### WHAT THE TASK ASKS
From the listing below, select every line where the word "GEOGRAFI" appears.

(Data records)
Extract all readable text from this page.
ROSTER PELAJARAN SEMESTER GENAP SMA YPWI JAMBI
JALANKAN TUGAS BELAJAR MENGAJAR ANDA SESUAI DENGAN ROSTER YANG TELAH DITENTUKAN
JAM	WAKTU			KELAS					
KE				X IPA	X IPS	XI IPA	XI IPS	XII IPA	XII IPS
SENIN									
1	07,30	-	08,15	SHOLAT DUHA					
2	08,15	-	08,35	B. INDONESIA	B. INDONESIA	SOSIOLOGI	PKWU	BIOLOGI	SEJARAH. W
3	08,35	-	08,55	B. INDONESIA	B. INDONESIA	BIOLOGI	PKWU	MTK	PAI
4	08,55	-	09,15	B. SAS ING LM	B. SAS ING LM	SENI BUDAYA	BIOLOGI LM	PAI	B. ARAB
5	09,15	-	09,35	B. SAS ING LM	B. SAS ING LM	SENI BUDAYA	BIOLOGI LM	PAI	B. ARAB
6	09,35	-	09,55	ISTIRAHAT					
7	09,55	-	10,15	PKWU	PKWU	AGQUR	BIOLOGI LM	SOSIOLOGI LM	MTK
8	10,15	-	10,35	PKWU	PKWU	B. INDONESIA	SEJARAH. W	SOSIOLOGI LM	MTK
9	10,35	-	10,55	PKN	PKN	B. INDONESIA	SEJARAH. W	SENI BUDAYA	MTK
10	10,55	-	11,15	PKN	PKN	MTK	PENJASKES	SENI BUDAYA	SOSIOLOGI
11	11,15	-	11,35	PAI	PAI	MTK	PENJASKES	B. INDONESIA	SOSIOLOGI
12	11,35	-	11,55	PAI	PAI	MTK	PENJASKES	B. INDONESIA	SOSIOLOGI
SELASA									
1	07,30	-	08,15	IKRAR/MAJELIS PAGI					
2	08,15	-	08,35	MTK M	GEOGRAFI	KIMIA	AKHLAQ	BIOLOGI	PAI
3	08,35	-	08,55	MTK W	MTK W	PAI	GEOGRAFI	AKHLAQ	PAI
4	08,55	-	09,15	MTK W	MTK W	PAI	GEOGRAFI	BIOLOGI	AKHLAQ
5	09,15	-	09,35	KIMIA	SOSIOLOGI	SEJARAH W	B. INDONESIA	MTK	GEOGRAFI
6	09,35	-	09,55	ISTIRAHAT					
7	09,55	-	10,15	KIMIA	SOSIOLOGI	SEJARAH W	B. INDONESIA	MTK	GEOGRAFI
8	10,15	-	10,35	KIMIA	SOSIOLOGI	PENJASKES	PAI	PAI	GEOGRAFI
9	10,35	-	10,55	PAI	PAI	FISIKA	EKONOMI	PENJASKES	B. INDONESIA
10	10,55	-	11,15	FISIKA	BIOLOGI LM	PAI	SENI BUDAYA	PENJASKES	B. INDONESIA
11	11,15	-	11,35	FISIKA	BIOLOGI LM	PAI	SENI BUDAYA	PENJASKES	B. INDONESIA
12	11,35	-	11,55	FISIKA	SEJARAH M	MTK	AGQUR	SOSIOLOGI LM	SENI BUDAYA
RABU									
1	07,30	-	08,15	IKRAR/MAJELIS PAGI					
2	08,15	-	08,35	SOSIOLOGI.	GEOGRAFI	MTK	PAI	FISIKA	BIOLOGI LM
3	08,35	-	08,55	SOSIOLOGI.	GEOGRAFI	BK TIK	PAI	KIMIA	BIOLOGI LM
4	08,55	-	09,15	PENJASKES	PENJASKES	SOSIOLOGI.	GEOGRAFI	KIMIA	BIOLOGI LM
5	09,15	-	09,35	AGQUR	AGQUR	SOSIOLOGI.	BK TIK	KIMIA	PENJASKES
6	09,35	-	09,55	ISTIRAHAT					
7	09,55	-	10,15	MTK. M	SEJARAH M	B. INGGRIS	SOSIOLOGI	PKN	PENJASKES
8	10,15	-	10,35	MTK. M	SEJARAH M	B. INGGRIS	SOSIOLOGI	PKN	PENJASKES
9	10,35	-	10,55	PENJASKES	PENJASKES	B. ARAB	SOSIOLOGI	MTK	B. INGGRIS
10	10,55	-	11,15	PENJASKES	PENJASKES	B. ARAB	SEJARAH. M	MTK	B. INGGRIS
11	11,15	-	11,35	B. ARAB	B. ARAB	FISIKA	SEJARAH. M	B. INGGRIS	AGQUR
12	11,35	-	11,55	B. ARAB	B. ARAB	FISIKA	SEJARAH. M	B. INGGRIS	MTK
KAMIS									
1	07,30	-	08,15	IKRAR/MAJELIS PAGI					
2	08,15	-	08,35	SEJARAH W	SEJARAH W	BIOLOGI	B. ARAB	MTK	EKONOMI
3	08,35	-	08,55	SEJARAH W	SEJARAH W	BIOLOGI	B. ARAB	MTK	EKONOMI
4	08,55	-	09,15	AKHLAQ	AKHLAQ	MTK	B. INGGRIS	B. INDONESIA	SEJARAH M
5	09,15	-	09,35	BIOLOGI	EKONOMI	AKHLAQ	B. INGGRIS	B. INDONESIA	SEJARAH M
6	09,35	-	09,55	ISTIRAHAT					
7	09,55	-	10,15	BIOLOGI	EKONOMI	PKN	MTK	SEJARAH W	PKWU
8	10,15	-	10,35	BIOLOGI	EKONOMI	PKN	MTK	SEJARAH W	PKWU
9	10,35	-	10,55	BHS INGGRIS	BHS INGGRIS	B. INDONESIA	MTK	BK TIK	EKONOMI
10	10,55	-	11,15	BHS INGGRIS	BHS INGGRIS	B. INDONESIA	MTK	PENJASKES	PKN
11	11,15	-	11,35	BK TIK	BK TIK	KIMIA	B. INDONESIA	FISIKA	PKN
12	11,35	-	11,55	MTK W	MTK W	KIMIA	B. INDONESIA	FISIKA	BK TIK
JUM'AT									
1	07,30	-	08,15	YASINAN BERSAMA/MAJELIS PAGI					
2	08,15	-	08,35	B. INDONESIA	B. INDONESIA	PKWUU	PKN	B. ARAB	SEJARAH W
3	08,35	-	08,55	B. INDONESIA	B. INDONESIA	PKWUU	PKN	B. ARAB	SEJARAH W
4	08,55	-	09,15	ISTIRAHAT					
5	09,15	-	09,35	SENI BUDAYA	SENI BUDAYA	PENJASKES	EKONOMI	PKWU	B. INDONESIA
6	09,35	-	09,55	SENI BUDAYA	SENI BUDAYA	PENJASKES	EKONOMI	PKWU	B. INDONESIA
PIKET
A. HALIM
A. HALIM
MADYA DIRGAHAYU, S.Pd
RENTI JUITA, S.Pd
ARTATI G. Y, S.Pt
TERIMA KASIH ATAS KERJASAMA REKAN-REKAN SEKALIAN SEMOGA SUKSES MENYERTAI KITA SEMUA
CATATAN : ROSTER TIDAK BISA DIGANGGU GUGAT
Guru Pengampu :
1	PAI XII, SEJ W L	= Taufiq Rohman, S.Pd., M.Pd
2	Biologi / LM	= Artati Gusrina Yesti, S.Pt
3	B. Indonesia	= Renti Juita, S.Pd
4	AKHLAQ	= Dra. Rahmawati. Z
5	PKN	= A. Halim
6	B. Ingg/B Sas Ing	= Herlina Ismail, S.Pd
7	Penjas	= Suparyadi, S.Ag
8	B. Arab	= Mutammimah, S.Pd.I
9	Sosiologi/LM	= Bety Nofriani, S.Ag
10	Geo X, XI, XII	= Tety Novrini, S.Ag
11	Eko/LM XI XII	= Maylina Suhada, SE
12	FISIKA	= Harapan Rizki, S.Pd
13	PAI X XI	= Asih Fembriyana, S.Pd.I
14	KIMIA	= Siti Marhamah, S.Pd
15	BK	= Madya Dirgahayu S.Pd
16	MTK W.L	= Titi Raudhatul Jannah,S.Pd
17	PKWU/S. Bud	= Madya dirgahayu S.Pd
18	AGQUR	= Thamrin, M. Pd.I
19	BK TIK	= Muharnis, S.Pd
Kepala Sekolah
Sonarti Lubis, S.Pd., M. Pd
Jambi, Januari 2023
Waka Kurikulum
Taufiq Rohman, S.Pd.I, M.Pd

### SOLUTION FOR THIS PROBLEM
2	08,15	-	08,35	MTK M	GEOGRAFI	KIMIA	AKHLAQ	BIOLOGI	PAI
3	08,35	-	08,55	MTK W	MTK W	PAI	GEOGRAFI	AKHLAQ	PAI
4	08,55	-	09,15	MTK W	MTK W	PAI	GEOGRAFI	BIOLOGI	AKHLAQ
5	09,15	-	09,35	KIMIA	SOSIOLOGI	SEJARAH W	B. INDONESIA	MTK	GEOGRAFI
7	09,55	-	10,15	KIMIA	SOSIOLOGI	SEJARAH W	B. INDONESIA	MTK	GEOGRAFI
8	10,15	-	10,35	KIMIA	SOSIOLOGI	PENJASKES	PAI	PAI	GEOGRAFI
2	08,15	-	08,35	SOSIOLOGI.	GEOGRAFI	MTK	PAI	FISIKA	BIOLOGI LM
3	08,35	-	08,55	SOSIOLOGI.	GEOGRAFI	BK TIK	PAI	KIMIA	BIOLOGI LM
4	08,55	-	09,15	PENJASKES	PENJASKES	SOSIOLOGI.	GEOGRAFI	KIMIA	BIOLOGI LM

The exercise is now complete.